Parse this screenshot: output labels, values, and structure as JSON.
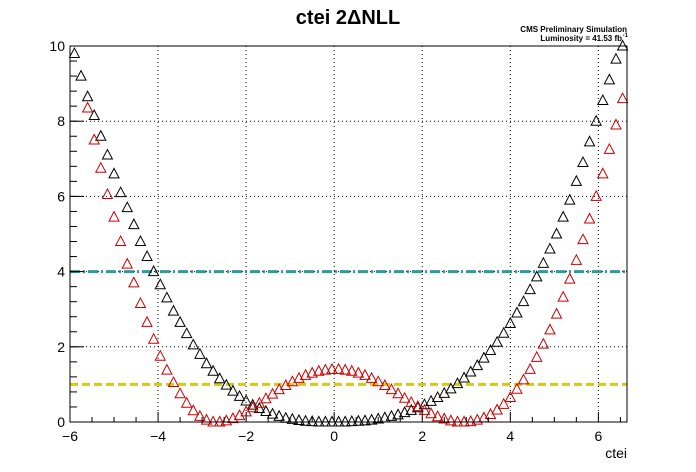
{
  "chart_data": {
    "type": "scatter",
    "title": "ctei 2ΔNLL",
    "annotations": [
      "CMS Preliminary Simulation",
      "Luminosity = 41.53 fb"
    ],
    "annotation_superscript": "-1",
    "xlabel": "ctei",
    "ylabel": "",
    "xlim": [
      -6.0,
      6.65
    ],
    "ylim": [
      0,
      10
    ],
    "xticks": [
      "−6",
      "−4",
      "−2",
      "0",
      "2",
      "4",
      "6"
    ],
    "xtick_values": [
      -6,
      -4,
      -2,
      0,
      2,
      4,
      6
    ],
    "yticks": [
      "0",
      "2",
      "4",
      "6",
      "8",
      "10"
    ],
    "ytick_values": [
      0,
      2,
      4,
      6,
      8,
      10
    ],
    "grid": true,
    "marker": "open-triangle",
    "reference_lines": [
      {
        "y": 4,
        "color": "#2a9c9c",
        "style": "dash-dot"
      },
      {
        "y": 1,
        "color": "#d6c81a",
        "style": "dashed"
      }
    ],
    "series": [
      {
        "color": "#000000",
        "x": [
          -5.9,
          -5.75,
          -5.6,
          -5.45,
          -5.3,
          -5.15,
          -5.0,
          -4.85,
          -4.7,
          -4.55,
          -4.4,
          -4.25,
          -4.1,
          -3.95,
          -3.8,
          -3.65,
          -3.5,
          -3.35,
          -3.2,
          -3.05,
          -2.9,
          -2.75,
          -2.6,
          -2.45,
          -2.3,
          -2.15,
          -2.0,
          -1.85,
          -1.7,
          -1.55,
          -1.4,
          -1.25,
          -1.1,
          -0.95,
          -0.8,
          -0.65,
          -0.5,
          -0.35,
          -0.2,
          -0.05,
          0.1,
          0.25,
          0.4,
          0.55,
          0.7,
          0.85,
          1.0,
          1.15,
          1.3,
          1.45,
          1.6,
          1.75,
          1.9,
          2.05,
          2.2,
          2.35,
          2.5,
          2.65,
          2.8,
          2.95,
          3.1,
          3.25,
          3.4,
          3.55,
          3.7,
          3.85,
          4.0,
          4.15,
          4.3,
          4.45,
          4.6,
          4.75,
          4.9,
          5.05,
          5.2,
          5.35,
          5.5,
          5.65,
          5.8,
          5.95,
          6.1,
          6.25,
          6.4,
          6.55
        ],
        "y": [
          9.8,
          9.2,
          8.65,
          8.15,
          7.6,
          7.1,
          6.6,
          6.1,
          5.7,
          5.25,
          4.8,
          4.4,
          4.0,
          3.65,
          3.3,
          2.95,
          2.65,
          2.35,
          2.05,
          1.8,
          1.55,
          1.35,
          1.15,
          0.98,
          0.82,
          0.68,
          0.56,
          0.45,
          0.36,
          0.28,
          0.21,
          0.15,
          0.1,
          0.07,
          0.04,
          0.02,
          0.01,
          0.0,
          0.0,
          0.0,
          0.0,
          0.0,
          0.01,
          0.02,
          0.03,
          0.05,
          0.08,
          0.11,
          0.15,
          0.19,
          0.25,
          0.31,
          0.38,
          0.46,
          0.55,
          0.65,
          0.76,
          0.88,
          1.02,
          1.17,
          1.33,
          1.5,
          1.7,
          1.9,
          2.12,
          2.36,
          2.62,
          2.9,
          3.2,
          3.52,
          3.86,
          4.22,
          4.6,
          5.0,
          5.45,
          5.9,
          6.4,
          6.9,
          7.45,
          8.0,
          8.55,
          9.1,
          9.65,
          10.0
        ]
      },
      {
        "color": "#cc0000",
        "x": [
          -5.6,
          -5.45,
          -5.3,
          -5.15,
          -5.0,
          -4.85,
          -4.7,
          -4.55,
          -4.4,
          -4.25,
          -4.1,
          -3.95,
          -3.8,
          -3.65,
          -3.5,
          -3.35,
          -3.2,
          -3.05,
          -2.9,
          -2.75,
          -2.6,
          -2.45,
          -2.3,
          -2.15,
          -2.0,
          -1.85,
          -1.7,
          -1.55,
          -1.4,
          -1.25,
          -1.1,
          -0.95,
          -0.8,
          -0.65,
          -0.5,
          -0.35,
          -0.2,
          -0.05,
          0.1,
          0.25,
          0.4,
          0.55,
          0.7,
          0.85,
          1.0,
          1.15,
          1.3,
          1.45,
          1.6,
          1.75,
          1.9,
          2.05,
          2.2,
          2.35,
          2.5,
          2.65,
          2.8,
          2.95,
          3.1,
          3.25,
          3.4,
          3.55,
          3.7,
          3.85,
          4.0,
          4.15,
          4.3,
          4.45,
          4.6,
          4.75,
          4.9,
          5.05,
          5.2,
          5.35,
          5.5,
          5.65,
          5.8,
          5.95,
          6.1,
          6.25,
          6.4,
          6.55
        ],
        "y": [
          8.35,
          7.5,
          6.75,
          6.05,
          5.45,
          4.8,
          4.2,
          3.7,
          3.15,
          2.65,
          2.2,
          1.75,
          1.38,
          1.05,
          0.75,
          0.5,
          0.3,
          0.15,
          0.05,
          0.0,
          0.0,
          0.03,
          0.09,
          0.17,
          0.27,
          0.38,
          0.5,
          0.62,
          0.74,
          0.86,
          0.97,
          1.07,
          1.16,
          1.24,
          1.3,
          1.35,
          1.38,
          1.4,
          1.4,
          1.38,
          1.35,
          1.3,
          1.24,
          1.16,
          1.07,
          0.97,
          0.86,
          0.75,
          0.63,
          0.52,
          0.41,
          0.31,
          0.22,
          0.14,
          0.08,
          0.03,
          0.0,
          0.0,
          0.01,
          0.05,
          0.11,
          0.2,
          0.32,
          0.47,
          0.65,
          0.87,
          1.12,
          1.4,
          1.72,
          2.07,
          2.45,
          2.87,
          3.32,
          3.8,
          4.3,
          4.85,
          5.4,
          6.0,
          6.6,
          7.25,
          7.9,
          8.6
        ]
      }
    ]
  }
}
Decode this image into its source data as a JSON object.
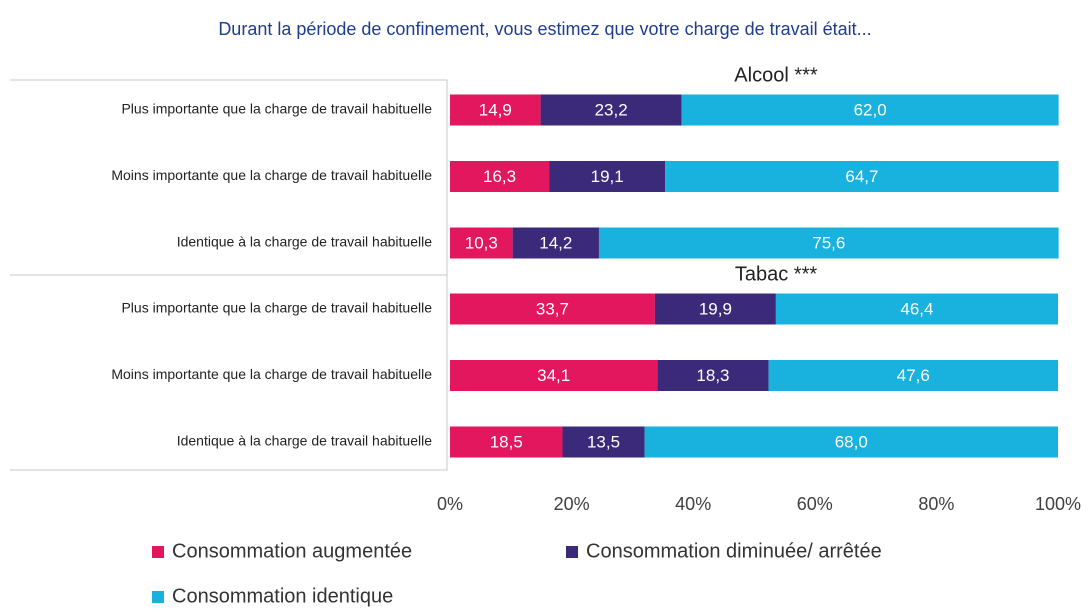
{
  "chart_data": {
    "type": "bar",
    "stacked": true,
    "orientation": "horizontal",
    "title": "Durant la période de confinement, vous estimez que votre charge de travail était...",
    "xlim": [
      0,
      100
    ],
    "xticks": [
      {
        "value": 0,
        "label": "0%"
      },
      {
        "value": 20,
        "label": "20%"
      },
      {
        "value": 40,
        "label": "40%"
      },
      {
        "value": 60,
        "label": "60%"
      },
      {
        "value": 80,
        "label": "80%"
      },
      {
        "value": 100,
        "label": "100%"
      }
    ],
    "legend": [
      {
        "name": "Consommation augmentée",
        "color": "#e3175e"
      },
      {
        "name": "Consommation diminuée/ arrêtée",
        "color": "#3b2a7a"
      },
      {
        "name": "Consommation identique",
        "color": "#19b1de"
      }
    ],
    "panels": [
      {
        "title": "Alcool ***",
        "categories": [
          "Plus importante que la charge de travail habituelle",
          "Moins importante que la charge de travail habituelle",
          "Identique à la charge de travail habituelle"
        ],
        "series": [
          {
            "values": [
              14.9,
              16.3,
              10.3
            ],
            "value_labels": [
              "14,9",
              "16,3",
              "10,3"
            ]
          },
          {
            "values": [
              23.2,
              19.1,
              14.2
            ],
            "value_labels": [
              "23,2",
              "19,1",
              "14,2"
            ]
          },
          {
            "values": [
              62.0,
              64.7,
              75.6
            ],
            "value_labels": [
              "62,0",
              "64,7",
              "75,6"
            ]
          }
        ]
      },
      {
        "title": "Tabac ***",
        "categories": [
          "Plus importante que la charge de travail habituelle",
          "Moins importante que la charge de travail habituelle",
          "Identique à la charge de travail habituelle"
        ],
        "series": [
          {
            "values": [
              33.7,
              34.1,
              18.5
            ],
            "value_labels": [
              "33,7",
              "34,1",
              "18,5"
            ]
          },
          {
            "values": [
              19.9,
              18.3,
              13.5
            ],
            "value_labels": [
              "19,9",
              "18,3",
              "13,5"
            ]
          },
          {
            "values": [
              46.4,
              47.6,
              68.0
            ],
            "value_labels": [
              "46,4",
              "47,6",
              "68,0"
            ]
          }
        ]
      }
    ]
  }
}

○ ○ ○ ○ ○

→ **WHAT THE EXERCISE ASKS**:
Count the lines of the material that include the word "color", then report only the total.

→ **RESULT**:
7